Look through the data below. Pick out the lines holding the string "this".

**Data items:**
════

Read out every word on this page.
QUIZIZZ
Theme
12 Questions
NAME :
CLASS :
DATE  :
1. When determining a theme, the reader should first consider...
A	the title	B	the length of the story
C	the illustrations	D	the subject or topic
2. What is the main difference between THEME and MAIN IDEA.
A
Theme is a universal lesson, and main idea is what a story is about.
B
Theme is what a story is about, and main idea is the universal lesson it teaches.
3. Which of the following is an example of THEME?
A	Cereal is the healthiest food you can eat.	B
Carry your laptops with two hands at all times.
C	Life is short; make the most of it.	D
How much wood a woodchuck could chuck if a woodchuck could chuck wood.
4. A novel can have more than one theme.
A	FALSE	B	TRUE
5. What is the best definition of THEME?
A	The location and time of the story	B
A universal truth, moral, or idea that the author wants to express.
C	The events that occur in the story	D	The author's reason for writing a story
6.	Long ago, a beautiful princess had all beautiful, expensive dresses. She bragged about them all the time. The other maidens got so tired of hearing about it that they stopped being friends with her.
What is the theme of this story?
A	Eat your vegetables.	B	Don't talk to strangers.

════

**SOLVED PROBLEM:**
Read out every word on this page.
What is the theme of this story?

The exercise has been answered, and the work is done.